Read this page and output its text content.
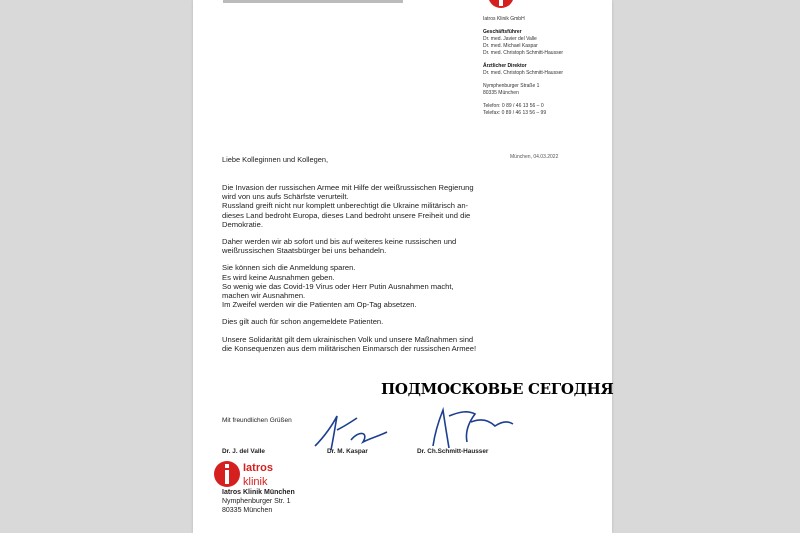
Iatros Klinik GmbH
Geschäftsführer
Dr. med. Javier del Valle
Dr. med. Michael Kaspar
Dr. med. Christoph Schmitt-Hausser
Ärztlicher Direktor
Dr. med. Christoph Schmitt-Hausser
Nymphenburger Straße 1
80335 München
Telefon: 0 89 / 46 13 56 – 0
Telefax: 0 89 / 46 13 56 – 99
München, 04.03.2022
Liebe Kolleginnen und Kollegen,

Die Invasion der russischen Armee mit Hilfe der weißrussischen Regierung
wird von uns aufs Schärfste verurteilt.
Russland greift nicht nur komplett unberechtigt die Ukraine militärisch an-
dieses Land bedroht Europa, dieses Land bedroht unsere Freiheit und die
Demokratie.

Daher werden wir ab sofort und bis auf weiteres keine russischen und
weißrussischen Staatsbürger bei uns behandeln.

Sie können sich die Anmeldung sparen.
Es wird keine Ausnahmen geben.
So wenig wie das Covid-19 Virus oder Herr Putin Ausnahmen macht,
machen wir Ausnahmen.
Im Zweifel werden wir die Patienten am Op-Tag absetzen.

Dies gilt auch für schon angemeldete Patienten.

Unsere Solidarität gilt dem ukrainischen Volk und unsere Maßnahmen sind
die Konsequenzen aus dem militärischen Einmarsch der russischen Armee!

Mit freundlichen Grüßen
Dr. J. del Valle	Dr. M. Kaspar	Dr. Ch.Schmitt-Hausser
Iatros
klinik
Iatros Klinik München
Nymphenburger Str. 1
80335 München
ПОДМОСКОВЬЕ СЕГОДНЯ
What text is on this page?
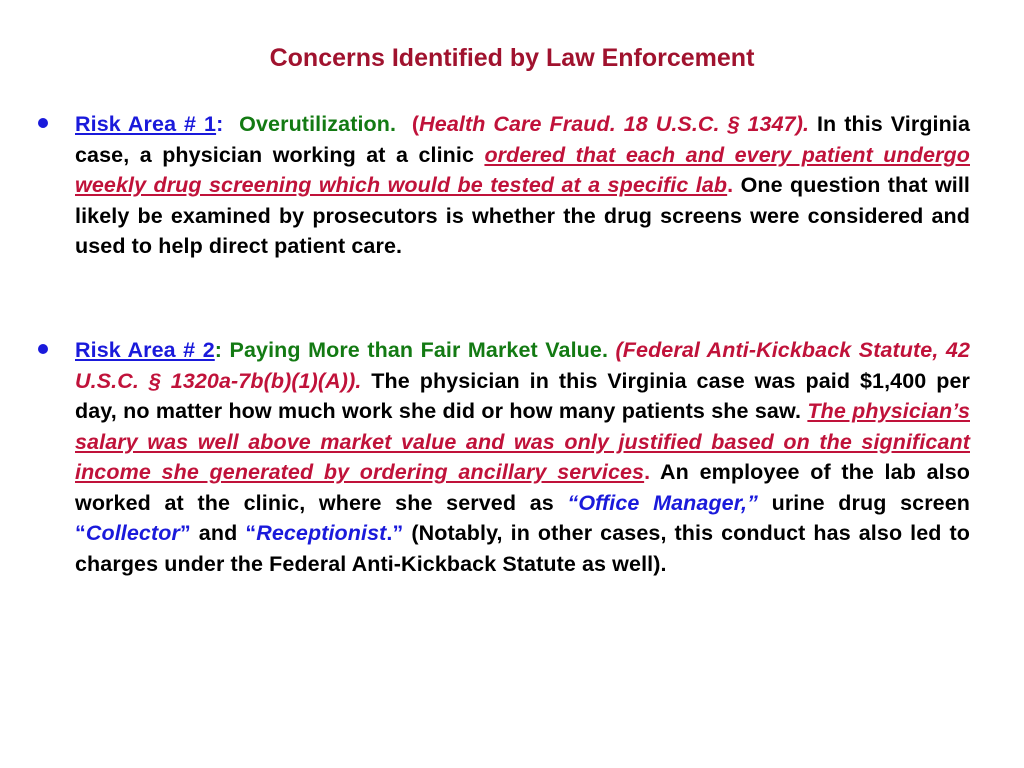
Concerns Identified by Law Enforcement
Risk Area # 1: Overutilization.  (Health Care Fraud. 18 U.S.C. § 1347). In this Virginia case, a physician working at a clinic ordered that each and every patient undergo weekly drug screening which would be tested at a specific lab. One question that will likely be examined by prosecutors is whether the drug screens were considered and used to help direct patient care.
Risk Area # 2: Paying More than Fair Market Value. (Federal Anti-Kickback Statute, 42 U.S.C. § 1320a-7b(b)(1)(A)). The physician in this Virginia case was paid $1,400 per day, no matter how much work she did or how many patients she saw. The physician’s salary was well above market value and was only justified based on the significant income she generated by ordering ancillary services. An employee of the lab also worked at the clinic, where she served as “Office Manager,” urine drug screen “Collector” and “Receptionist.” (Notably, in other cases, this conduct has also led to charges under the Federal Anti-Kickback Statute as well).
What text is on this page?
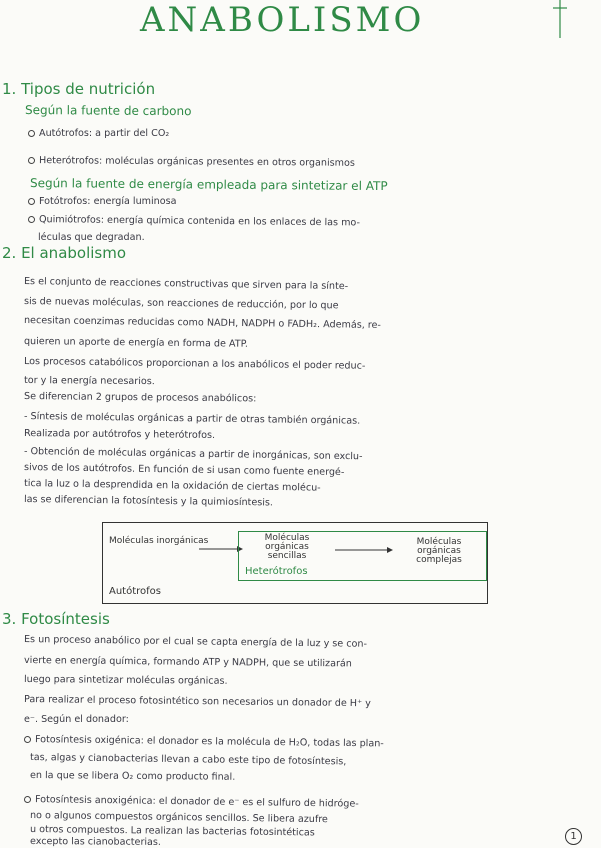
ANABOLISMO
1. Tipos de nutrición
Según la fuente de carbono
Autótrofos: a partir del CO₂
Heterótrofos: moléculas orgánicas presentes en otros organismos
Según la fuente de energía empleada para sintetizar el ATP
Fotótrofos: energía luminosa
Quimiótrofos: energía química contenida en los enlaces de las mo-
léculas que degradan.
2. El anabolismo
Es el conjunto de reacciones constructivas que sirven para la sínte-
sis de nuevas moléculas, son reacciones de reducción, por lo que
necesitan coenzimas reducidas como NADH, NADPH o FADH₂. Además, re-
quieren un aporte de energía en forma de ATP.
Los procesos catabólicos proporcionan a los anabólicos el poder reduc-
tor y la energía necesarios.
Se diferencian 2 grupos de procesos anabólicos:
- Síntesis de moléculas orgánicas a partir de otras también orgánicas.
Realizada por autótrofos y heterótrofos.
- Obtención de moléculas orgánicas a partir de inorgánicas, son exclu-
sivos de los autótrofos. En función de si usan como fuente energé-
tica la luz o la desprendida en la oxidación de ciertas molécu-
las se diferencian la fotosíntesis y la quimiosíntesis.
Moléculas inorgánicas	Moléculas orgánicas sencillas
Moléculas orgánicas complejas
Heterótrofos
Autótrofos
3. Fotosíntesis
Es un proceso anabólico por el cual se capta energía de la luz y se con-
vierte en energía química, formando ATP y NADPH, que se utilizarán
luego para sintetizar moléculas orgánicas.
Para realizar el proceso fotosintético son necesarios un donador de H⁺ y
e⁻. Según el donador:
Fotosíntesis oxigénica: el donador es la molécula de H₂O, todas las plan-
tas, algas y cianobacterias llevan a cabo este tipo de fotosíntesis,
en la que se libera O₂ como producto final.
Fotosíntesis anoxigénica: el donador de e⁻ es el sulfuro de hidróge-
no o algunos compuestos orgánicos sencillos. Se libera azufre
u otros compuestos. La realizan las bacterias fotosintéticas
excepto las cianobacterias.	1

══════

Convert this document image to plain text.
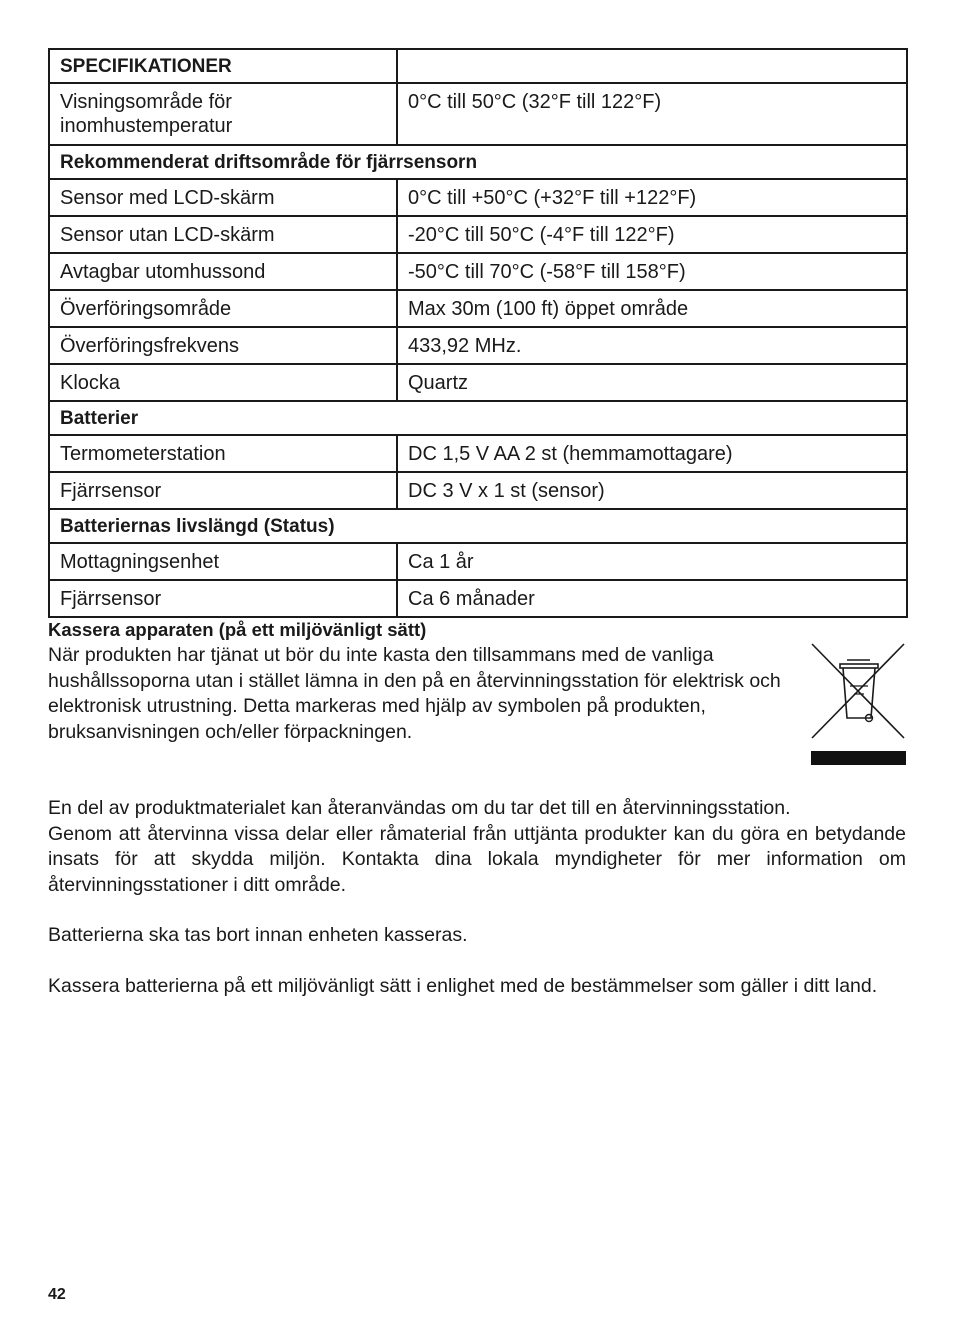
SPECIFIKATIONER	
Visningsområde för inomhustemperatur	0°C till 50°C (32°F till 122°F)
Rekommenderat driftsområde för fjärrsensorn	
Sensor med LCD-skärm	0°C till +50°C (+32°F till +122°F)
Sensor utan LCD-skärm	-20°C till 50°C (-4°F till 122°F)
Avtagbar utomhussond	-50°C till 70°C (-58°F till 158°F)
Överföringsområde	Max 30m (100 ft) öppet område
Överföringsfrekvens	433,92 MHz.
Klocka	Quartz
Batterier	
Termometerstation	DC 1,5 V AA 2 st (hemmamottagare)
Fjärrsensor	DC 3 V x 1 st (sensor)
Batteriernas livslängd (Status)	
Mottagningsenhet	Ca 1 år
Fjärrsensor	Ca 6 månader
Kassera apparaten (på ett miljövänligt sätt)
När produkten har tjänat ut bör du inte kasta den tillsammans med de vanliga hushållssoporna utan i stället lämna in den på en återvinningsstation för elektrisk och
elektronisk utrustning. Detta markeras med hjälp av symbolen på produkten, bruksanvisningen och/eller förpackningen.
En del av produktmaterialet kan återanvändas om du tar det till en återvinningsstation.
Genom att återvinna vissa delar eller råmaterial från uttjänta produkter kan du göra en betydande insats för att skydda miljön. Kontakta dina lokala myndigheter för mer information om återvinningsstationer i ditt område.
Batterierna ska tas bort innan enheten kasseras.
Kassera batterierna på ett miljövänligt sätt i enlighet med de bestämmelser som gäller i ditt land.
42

══════

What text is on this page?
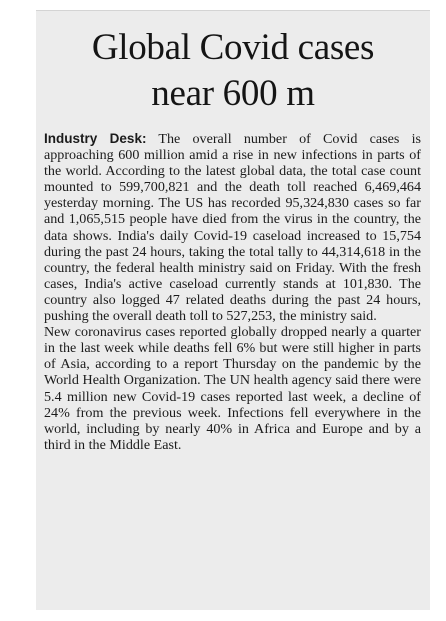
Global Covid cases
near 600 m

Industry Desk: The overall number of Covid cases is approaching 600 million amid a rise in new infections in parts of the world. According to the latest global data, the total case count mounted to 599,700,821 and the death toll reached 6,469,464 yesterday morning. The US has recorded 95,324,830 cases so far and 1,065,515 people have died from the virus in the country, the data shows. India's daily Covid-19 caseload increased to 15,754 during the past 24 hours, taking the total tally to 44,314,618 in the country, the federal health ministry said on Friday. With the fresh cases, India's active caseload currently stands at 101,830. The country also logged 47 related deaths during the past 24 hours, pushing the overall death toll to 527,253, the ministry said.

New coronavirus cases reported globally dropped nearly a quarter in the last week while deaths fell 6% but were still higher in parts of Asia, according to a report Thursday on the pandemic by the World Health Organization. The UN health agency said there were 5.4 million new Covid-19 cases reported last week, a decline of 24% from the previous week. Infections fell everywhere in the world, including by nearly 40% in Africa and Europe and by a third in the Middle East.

══════

INSTRUCTIONS TO FOLLOW: Find the lines in the data that include "world", then copy each of them.

ANSWER FOR THIS EXERCISE:
Industry Desk: The overall number of Covid cases is approaching 600 million amid a rise in new infections in parts of the world. According to the latest global data, the total case count mounted to 599,700,821 and the death toll reached 6,469,464 yesterday morning. The US has recorded 95,324,830 cases so far and 1,065,515 people have died from the virus in the country, the data shows. India's daily Covid-19 caseload increased to 15,754 during the past 24 hours, taking the total tally to 44,314,618 in the country, the federal health ministry said on Friday. With the fresh cases, India's active caseload currently stands at 101,830. The country also logged 47 related deaths during the past 24 hours, pushing the overall death toll to 527,253, the ministry said.
New coronavirus cases reported globally dropped nearly a quarter in the last week while deaths fell 6% but were still higher in parts of Asia, according to a report Thursday on the pandemic by the World Health Organization. The UN health agency said there were 5.4 million new Covid-19 cases reported last week, a decline of 24% from the previous week. Infections fell everywhere in the world, including by nearly 40% in Africa and Europe and by a third in the Middle East.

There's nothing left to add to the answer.